Written exercise A →
According to the SignalReact guide, what does a volume ratio above 2.0 indicate?
Written exercise B →
Do the following statements agree with the SignalReact guide? Answer yes or no for each, and quote the words from the guide that settle it. (i) The Scanner refreshes every 5 minutes during market hours. (ii) An amber score covers values of 80 and above. (iii) The recommended workflow starts with the Options workspace.
Written exercise C →
Set down the part of the SignalReact guide starting with "Using Sector Filters" and going on through "score without scrolling.", word for word.

Getting Started
SignalReact is built around three workspaces — Scanner, Market, and Options — each designed for a different stage of your trading workflow. The Scanner finds candidates. The Market workspace gives you macro context. The Options workspace lets you see how institutional and options money is positioning. Used together, they replace the 3–5 separate tools most active traders juggle daily.
Recommended workflow: The recommended workflow: check Market first to understand the regime, then use the Scanner to surface high-convergence setups, then drill into Options to validate the positioning before placing a trade.
Scanner
Finding High-Probability Setups
The Scanner is your starting point. It ranks 250+ actively traded stocks by Convergence Score — a composite measure of how many independent signal layers are aligning on the same ticker at the same time. Unlike traditional screeners that filter by a single metric (P/E ratio, RSI, volume), the Scanner surfaces stocks where multiple dimensions of market data agree directionally.
The Convergence Score Column
Every row in the Scanner shows a CONV score from 0 to 100, color-coded as a heatmap. Cyan (80+) means strong multi-layer alignment — technicals, options flow, institutional positioning, and sentiment are all pointing the same direction. Amber (60–79) is moderate alignment worth monitoring. Red (40–59) means mixed signals. Gray (below 40) means there is no meaningful convergence. The score updates during market hours as new data flows in. A high score does not mean "buy" — it means "multiple independent vectors are aligning, and this deserves your attention."
Reading the Scanner Rows
Each row displays the ticker symbol, current price, daily change percentage, the CONV score heatmap, signal direction (bullish or bearish), and volume ratio. The volume ratio compares today's trading volume to the 20-day average — a ratio above 2.0 means the stock is trading at least double its normal activity, which often signals institutional involvement. Rows are sorted by convergence score by default, putting the highest-conviction setups at the top.
Using Sector Filters
The Scanner supports filtering by sector (Technology, Healthcare, Energy, Financials, etc.) and by search. Use sector filters when you have a thesis about sector rotation — for example, if the Market workspace shows energy outperforming, filter the Scanner to Energy to find the individual stocks leading that move. The search bar lets you quickly check a specific ticker's convergence score without scrolling.
From Scanner to Analysis
Click any ticker in the Scanner to load it in the right pane. This opens the Intelligence Panel with a detailed breakdown: the AI-generated narrative summary, individual layer scores (L1 Technical, L2 Options, L3 Institutional), signal flags (trend direction, MA cross, RSI zone, squeeze status), price targets, and fundamental data. Use the layer breakdown to understand why the score is high or low — a stock with a high L1 (strong chart) but low L2 (weak options flow) is a different setup than one where all three layers are strong.
Building a Daily Watchlist
The most effective way to use the Scanner is as a daily watchlist builder. Each morning, sort by Convergence Score and note the top 5–10 names with scores above 60. These are your candidates for the day. Then check their layer breakdowns and the Market workspace for macro context before committing capital. The Scanner refreshes every 5 minutes during market hours, so revisit mid-day to catch emerging setups.
Pro Tips
💡A convergence score that jumps from 40 to 70 overnight is more significant than a score that has been sitting at 70 for a week. Rate of change matters.

Rows from a layout dataset →
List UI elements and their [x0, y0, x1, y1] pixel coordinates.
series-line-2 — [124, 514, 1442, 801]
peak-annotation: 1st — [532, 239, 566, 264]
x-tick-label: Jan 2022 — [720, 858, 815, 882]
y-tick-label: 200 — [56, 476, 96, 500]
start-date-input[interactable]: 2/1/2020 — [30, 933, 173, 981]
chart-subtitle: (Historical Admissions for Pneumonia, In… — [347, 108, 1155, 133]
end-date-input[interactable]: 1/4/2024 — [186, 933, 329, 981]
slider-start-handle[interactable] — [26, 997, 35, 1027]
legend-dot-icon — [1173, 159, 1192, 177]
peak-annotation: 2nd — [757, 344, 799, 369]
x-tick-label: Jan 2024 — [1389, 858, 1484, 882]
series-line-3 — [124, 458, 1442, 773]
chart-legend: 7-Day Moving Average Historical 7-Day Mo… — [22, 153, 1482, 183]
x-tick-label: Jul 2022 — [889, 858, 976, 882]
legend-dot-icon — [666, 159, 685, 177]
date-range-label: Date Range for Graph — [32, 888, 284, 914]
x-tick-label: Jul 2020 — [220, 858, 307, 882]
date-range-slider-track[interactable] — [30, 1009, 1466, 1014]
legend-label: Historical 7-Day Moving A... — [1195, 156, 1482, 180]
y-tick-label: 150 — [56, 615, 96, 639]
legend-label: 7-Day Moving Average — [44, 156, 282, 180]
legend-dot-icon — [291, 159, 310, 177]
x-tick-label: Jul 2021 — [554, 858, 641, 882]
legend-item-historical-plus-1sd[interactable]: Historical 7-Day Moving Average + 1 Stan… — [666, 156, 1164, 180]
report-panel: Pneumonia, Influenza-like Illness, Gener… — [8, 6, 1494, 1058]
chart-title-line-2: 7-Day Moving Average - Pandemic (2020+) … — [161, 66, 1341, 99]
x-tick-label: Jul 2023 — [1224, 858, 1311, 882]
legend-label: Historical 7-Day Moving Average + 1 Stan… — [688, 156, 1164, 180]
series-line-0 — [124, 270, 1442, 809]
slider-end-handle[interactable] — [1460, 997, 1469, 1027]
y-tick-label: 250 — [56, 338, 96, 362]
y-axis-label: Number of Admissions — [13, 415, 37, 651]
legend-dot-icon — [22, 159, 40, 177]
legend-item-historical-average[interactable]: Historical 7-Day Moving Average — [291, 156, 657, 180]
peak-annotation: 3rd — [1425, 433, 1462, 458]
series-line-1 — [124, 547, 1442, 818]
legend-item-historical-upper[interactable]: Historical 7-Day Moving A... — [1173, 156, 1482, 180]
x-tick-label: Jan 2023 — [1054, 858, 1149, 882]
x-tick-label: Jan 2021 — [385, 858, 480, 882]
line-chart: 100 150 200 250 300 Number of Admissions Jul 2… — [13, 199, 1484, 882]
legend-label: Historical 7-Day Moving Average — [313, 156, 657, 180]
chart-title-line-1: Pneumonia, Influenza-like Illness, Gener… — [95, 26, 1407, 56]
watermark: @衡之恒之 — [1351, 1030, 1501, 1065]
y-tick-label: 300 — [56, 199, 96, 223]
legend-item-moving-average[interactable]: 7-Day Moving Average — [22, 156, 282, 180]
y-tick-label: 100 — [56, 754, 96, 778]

Written answer A →
The stock is trading at least double its normal activity, which often signals institutional involvement.

Written answer B →
(i) Yes: "The Scanner refreshes every 5 minutes during market hours"
(ii) No: "Amber (60–79) is moderate alignment worth monitoring."
(iii) No: "check Market first to understand the regime"

Written answer C →
Using Sector Filters
The Scanner supports filtering by sector (Technology, Healthcare, Energy, Financials, etc.) and by search. Use sector filters when you have a thesis about sector rotation — for example, if the Market workspace shows energy outperforming, filter the Scanner to Energy to find the individual stocks leading that move. The search bar lets you quickly check a specific ticker's convergence score without scrolling.